• [Data listing]
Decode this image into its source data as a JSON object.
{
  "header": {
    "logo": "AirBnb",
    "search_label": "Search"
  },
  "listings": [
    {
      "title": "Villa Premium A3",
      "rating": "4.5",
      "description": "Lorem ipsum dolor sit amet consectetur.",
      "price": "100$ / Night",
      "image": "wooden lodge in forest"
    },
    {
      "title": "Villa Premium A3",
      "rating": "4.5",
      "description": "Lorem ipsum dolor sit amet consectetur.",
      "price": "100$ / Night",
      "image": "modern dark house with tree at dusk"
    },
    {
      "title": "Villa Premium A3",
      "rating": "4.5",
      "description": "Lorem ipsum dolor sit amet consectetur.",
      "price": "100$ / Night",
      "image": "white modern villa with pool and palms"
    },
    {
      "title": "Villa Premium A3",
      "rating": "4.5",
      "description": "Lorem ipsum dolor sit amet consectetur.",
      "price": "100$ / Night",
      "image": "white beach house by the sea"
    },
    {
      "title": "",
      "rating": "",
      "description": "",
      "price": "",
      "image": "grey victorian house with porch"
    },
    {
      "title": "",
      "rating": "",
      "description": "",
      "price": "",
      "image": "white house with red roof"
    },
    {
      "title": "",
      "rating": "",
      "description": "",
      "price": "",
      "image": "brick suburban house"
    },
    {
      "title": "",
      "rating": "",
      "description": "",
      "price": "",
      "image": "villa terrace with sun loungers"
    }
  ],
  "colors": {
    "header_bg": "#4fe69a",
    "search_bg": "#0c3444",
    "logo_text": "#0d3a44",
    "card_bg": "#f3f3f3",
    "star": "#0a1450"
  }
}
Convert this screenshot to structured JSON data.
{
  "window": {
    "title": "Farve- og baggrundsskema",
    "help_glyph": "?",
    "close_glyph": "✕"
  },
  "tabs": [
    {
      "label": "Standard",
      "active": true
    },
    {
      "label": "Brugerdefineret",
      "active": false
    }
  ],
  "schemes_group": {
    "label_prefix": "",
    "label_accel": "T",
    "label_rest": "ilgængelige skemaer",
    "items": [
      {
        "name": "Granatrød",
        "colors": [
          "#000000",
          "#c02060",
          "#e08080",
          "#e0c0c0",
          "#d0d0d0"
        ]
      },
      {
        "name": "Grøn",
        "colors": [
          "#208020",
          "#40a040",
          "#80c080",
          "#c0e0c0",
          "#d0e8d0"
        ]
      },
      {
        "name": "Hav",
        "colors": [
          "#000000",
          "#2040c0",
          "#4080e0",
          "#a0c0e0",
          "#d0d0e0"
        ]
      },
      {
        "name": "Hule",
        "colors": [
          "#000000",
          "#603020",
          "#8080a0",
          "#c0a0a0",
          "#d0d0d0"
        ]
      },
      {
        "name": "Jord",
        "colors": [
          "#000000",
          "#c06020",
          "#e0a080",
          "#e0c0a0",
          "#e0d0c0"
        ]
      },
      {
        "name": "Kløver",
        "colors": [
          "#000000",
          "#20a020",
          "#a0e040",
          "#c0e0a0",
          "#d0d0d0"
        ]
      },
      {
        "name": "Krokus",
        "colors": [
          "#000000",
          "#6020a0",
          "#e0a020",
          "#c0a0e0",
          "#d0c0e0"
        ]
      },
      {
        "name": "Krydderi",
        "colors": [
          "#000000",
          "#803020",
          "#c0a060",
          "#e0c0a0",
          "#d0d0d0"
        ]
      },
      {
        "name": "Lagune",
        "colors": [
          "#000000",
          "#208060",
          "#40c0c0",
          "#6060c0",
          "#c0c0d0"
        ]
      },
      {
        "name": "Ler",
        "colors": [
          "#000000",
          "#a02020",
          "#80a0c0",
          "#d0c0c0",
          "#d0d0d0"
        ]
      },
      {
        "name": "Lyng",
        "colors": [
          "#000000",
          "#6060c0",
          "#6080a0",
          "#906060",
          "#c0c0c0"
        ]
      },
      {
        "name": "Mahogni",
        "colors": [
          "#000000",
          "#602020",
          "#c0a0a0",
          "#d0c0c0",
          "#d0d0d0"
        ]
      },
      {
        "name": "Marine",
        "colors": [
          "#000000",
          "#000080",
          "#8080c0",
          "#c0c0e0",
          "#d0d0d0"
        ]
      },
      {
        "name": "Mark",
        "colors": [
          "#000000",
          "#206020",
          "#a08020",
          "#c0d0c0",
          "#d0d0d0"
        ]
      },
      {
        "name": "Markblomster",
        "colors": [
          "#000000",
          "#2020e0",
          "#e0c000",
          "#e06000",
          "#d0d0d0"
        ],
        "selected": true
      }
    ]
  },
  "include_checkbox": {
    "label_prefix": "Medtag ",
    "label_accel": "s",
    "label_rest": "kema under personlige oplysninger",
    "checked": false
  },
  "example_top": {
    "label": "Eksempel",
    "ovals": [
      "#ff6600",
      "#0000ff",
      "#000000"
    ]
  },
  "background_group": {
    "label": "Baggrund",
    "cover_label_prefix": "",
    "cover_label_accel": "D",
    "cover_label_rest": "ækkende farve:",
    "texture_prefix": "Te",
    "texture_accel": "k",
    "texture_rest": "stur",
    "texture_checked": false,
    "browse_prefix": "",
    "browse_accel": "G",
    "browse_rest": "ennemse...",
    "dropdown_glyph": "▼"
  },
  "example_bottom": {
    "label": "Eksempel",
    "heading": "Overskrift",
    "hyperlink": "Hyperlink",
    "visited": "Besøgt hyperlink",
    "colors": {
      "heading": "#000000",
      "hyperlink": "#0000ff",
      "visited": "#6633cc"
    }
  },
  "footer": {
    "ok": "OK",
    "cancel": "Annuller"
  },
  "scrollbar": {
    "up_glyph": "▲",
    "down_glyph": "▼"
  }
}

• [Task requirements]
Make an exact copy of the records.

• [Output]
Decode this image into its source data as a JSON object.
{
  "header": {
    "logo": "AirBnb",
    "search_label": "Search"
  },
  "listings": [
    {
      "title": "Villa Premium A3",
      "rating": "4.5",
      "description": "Lorem ipsum dolor sit amet consectetur.",
      "price": "100$ / Night",
      "image": "wooden lodge in forest"
    },
    {
      "title": "Villa Premium A3",
      "rating": "4.5",
      "description": "Lorem ipsum dolor sit amet consectetur.",
      "price": "100$ / Night",
      "image": "modern dark house with tree at dusk"
    },
    {
      "title": "Villa Premium A3",
      "rating": "4.5",
      "description": "Lorem ipsum dolor sit amet consectetur.",
      "price": "100$ / Night",
      "image": "white modern villa with pool and palms"
    },
    {
      "title": "Villa Premium A3",
      "rating": "4.5",
      "description": "Lorem ipsum dolor sit amet consectetur.",
      "price": "100$ / Night",
      "image": "white beach house by the sea"
    },
    {
      "title": "",
      "rating": "",
      "description": "",
      "price": "",
      "image": "grey victorian house with porch"
    },
    {
      "title": "",
      "rating": "",
      "description": "",
      "price": "",
      "image": "white house with red roof"
    },
    {
      "title": "",
      "rating": "",
      "description": "",
      "price": "",
      "image": "brick suburban house"
    },
    {
      "title": "",
      "rating": "",
      "description": "",
      "price": "",
      "image": "villa terrace with sun loungers"
    }
  ],
  "colors": {
    "header_bg": "#4fe69a",
    "search_bg": "#0c3444",
    "logo_text": "#0d3a44",
    "card_bg": "#f3f3f3",
    "star": "#0a1450"
  }
}
Convert this screenshot to structured JSON data.
{
  "window": {
    "title": "Farve- og baggrundsskema",
    "help_glyph": "?",
    "close_glyph": "✕"
  },
  "tabs": [
    {
      "label": "Standard",
      "active": true
    },
    {
      "label": "Brugerdefineret",
      "active": false
    }
  ],
  "schemes_group": {
    "label_prefix": "",
    "label_accel": "T",
    "label_rest": "ilgængelige skemaer",
    "items": [
      {
        "name": "Granatrød",
        "colors": [
          "#000000",
          "#c02060",
          "#e08080",
          "#e0c0c0",
          "#d0d0d0"
        ]
      },
      {
        "name": "Grøn",
        "colors": [
          "#208020",
          "#40a040",
          "#80c080",
          "#c0e0c0",
          "#d0e8d0"
        ]
      },
      {
        "name": "Hav",
        "colors": [
          "#000000",
          "#2040c0",
          "#4080e0",
          "#a0c0e0",
          "#d0d0e0"
        ]
      },
      {
        "name": "Hule",
        "colors": [
          "#000000",
          "#603020",
          "#8080a0",
          "#c0a0a0",
          "#d0d0d0"
        ]
      },
      {
        "name": "Jord",
        "colors": [
          "#000000",
          "#c06020",
          "#e0a080",
          "#e0c0a0",
          "#e0d0c0"
        ]
      },
      {
        "name": "Kløver",
        "colors": [
          "#000000",
          "#20a020",
          "#a0e040",
          "#c0e0a0",
          "#d0d0d0"
        ]
      },
      {
        "name": "Krokus",
        "colors": [
          "#000000",
          "#6020a0",
          "#e0a020",
          "#c0a0e0",
          "#d0c0e0"
        ]
      },
      {
        "name": "Krydderi",
        "colors": [
          "#000000",
          "#803020",
          "#c0a060",
          "#e0c0a0",
          "#d0d0d0"
        ]
      },
      {
        "name": "Lagune",
        "colors": [
          "#000000",
          "#208060",
          "#40c0c0",
          "#6060c0",
          "#c0c0d0"
        ]
      },
      {
        "name": "Ler",
        "colors": [
          "#000000",
          "#a02020",
          "#80a0c0",
          "#d0c0c0",
          "#d0d0d0"
        ]
      },
      {
        "name": "Lyng",
        "colors": [
          "#000000",
          "#6060c0",
          "#6080a0",
          "#906060",
          "#c0c0c0"
        ]
      },
      {
        "name": "Mahogni",
        "colors": [
          "#000000",
          "#602020",
          "#c0a0a0",
          "#d0c0c0",
          "#d0d0d0"
        ]
      },
      {
        "name": "Marine",
        "colors": [
          "#000000",
          "#000080",
          "#8080c0",
          "#c0c0e0",
          "#d0d0d0"
        ]
      },
      {
        "name": "Mark",
        "colors": [
          "#000000",
          "#206020",
          "#a08020",
          "#c0d0c0",
          "#d0d0d0"
        ]
      },
      {
        "name": "Markblomster",
        "colors": [
          "#000000",
          "#2020e0",
          "#e0c000",
          "#e06000",
          "#d0d0d0"
        ],
        "selected": true
      }
    ]
  },
  "include_checkbox": {
    "label_prefix": "Medtag ",
    "label_accel": "s",
    "label_rest": "kema under personlige oplysninger",
    "checked": false
  },
  "example_top": {
    "label": "Eksempel",
    "ovals": [
      "#ff6600",
      "#0000ff",
      "#000000"
    ]
  },
  "background_group": {
    "label": "Baggrund",
    "cover_label_prefix": "",
    "cover_label_accel": "D",
    "cover_label_rest": "ækkende farve:",
    "texture_prefix": "Te",
    "texture_accel": "k",
    "texture_rest": "stur",
    "texture_checked": false,
    "browse_prefix": "",
    "browse_accel": "G",
    "browse_rest": "ennemse...",
    "dropdown_glyph": "▼"
  },
  "example_bottom": {
    "label": "Eksempel",
    "heading": "Overskrift",
    "hyperlink": "Hyperlink",
    "visited": "Besøgt hyperlink",
    "colors": {
      "heading": "#000000",
      "hyperlink": "#0000ff",
      "visited": "#6633cc"
    }
  },
  "footer": {
    "ok": "OK",
    "cancel": "Annuller"
  },
  "scrollbar": {
    "up_glyph": "▲",
    "down_glyph": "▼"
  }
}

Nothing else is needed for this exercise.